Records supplied:
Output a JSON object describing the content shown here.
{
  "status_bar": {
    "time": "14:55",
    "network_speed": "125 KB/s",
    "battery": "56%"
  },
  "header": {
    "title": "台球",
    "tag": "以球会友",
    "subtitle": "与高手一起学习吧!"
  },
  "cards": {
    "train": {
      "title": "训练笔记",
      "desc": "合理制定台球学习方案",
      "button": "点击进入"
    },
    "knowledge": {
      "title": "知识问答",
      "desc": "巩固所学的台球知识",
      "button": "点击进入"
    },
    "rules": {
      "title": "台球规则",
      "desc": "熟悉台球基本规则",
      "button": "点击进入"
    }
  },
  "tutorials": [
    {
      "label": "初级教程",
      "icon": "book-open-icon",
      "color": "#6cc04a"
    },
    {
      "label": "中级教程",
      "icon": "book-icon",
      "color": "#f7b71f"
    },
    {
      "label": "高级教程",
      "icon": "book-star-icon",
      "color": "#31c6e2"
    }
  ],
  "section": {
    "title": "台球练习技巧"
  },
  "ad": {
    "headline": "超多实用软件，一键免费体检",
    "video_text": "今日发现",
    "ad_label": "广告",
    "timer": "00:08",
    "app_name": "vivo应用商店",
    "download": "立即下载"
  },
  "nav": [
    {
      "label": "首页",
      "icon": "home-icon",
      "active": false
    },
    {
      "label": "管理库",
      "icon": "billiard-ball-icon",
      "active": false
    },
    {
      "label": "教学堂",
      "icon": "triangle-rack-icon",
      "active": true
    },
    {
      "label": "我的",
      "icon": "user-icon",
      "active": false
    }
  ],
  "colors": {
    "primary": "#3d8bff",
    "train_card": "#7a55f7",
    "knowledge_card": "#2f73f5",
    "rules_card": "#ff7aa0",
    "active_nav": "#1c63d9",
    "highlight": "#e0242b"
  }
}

The problem: Repeat the listing in full, keeping every line exactly as it is.

The answer:
Output a JSON object describing the content shown here.
{
  "status_bar": {
    "time": "14:55",
    "network_speed": "125 KB/s",
    "battery": "56%"
  },
  "header": {
    "title": "台球",
    "tag": "以球会友",
    "subtitle": "与高手一起学习吧!"
  },
  "cards": {
    "train": {
      "title": "训练笔记",
      "desc": "合理制定台球学习方案",
      "button": "点击进入"
    },
    "knowledge": {
      "title": "知识问答",
      "desc": "巩固所学的台球知识",
      "button": "点击进入"
    },
    "rules": {
      "title": "台球规则",
      "desc": "熟悉台球基本规则",
      "button": "点击进入"
    }
  },
  "tutorials": [
    {
      "label": "初级教程",
      "icon": "book-open-icon",
      "color": "#6cc04a"
    },
    {
      "label": "中级教程",
      "icon": "book-icon",
      "color": "#f7b71f"
    },
    {
      "label": "高级教程",
      "icon": "book-star-icon",
      "color": "#31c6e2"
    }
  ],
  "section": {
    "title": "台球练习技巧"
  },
  "ad": {
    "headline": "超多实用软件，一键免费体检",
    "video_text": "今日发现",
    "ad_label": "广告",
    "timer": "00:08",
    "app_name": "vivo应用商店",
    "download": "立即下载"
  },
  "nav": [
    {
      "label": "首页",
      "icon": "home-icon",
      "active": false
    },
    {
      "label": "管理库",
      "icon": "billiard-ball-icon",
      "active": false
    },
    {
      "label": "教学堂",
      "icon": "triangle-rack-icon",
      "active": true
    },
    {
      "label": "我的",
      "icon": "user-icon",
      "active": false
    }
  ],
  "colors": {
    "primary": "#3d8bff",
    "train_card": "#7a55f7",
    "knowledge_card": "#2f73f5",
    "rules_card": "#ff7aa0",
    "active_nav": "#1c63d9",
    "highlight": "#e0242b"
  }
}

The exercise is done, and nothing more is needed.